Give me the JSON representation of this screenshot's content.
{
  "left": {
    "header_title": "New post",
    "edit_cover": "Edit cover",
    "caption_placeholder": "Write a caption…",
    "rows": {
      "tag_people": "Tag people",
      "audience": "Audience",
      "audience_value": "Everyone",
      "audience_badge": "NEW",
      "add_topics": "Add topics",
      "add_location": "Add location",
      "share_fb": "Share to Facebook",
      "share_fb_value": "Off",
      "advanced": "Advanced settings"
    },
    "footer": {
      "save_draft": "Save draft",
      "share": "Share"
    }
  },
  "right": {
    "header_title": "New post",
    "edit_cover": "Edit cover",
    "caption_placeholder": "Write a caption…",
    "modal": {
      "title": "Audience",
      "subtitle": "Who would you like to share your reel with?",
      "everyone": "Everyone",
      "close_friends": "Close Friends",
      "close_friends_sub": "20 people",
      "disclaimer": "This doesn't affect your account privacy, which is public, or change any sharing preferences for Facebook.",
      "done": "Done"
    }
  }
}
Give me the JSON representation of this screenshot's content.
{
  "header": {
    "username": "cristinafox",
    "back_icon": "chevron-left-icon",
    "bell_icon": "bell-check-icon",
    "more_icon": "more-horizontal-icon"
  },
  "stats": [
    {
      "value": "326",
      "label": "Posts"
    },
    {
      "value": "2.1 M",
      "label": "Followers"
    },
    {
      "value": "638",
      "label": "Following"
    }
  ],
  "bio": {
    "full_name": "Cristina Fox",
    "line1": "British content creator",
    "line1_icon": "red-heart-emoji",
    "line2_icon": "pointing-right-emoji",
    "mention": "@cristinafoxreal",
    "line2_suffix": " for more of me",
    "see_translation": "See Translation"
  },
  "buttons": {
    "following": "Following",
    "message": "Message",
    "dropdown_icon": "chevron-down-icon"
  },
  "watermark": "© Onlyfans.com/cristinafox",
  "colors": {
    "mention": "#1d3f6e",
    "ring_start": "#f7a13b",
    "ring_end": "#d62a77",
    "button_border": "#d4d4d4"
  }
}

..........

Repeat the data precisely, reproducing every entry.

ANSWER IN FULL:
Give me the JSON representation of this screenshot's content.
{
  "left": {
    "header_title": "New post",
    "edit_cover": "Edit cover",
    "caption_placeholder": "Write a caption…",
    "rows": {
      "tag_people": "Tag people",
      "audience": "Audience",
      "audience_value": "Everyone",
      "audience_badge": "NEW",
      "add_topics": "Add topics",
      "add_location": "Add location",
      "share_fb": "Share to Facebook",
      "share_fb_value": "Off",
      "advanced": "Advanced settings"
    },
    "footer": {
      "save_draft": "Save draft",
      "share": "Share"
    }
  },
  "right": {
    "header_title": "New post",
    "edit_cover": "Edit cover",
    "caption_placeholder": "Write a caption…",
    "modal": {
      "title": "Audience",
      "subtitle": "Who would you like to share your reel with?",
      "everyone": "Everyone",
      "close_friends": "Close Friends",
      "close_friends_sub": "20 people",
      "disclaimer": "This doesn't affect your account privacy, which is public, or change any sharing preferences for Facebook.",
      "done": "Done"
    }
  }
}
Give me the JSON representation of this screenshot's content.
{
  "header": {
    "username": "cristinafox",
    "back_icon": "chevron-left-icon",
    "bell_icon": "bell-check-icon",
    "more_icon": "more-horizontal-icon"
  },
  "stats": [
    {
      "value": "326",
      "label": "Posts"
    },
    {
      "value": "2.1 M",
      "label": "Followers"
    },
    {
      "value": "638",
      "label": "Following"
    }
  ],
  "bio": {
    "full_name": "Cristina Fox",
    "line1": "British content creator",
    "line1_icon": "red-heart-emoji",
    "line2_icon": "pointing-right-emoji",
    "mention": "@cristinafoxreal",
    "line2_suffix": " for more of me",
    "see_translation": "See Translation"
  },
  "buttons": {
    "following": "Following",
    "message": "Message",
    "dropdown_icon": "chevron-down-icon"
  },
  "watermark": "© Onlyfans.com/cristinafox",
  "colors": {
    "mention": "#1d3f6e",
    "ring_start": "#f7a13b",
    "ring_end": "#d62a77",
    "button_border": "#d4d4d4"
  }
}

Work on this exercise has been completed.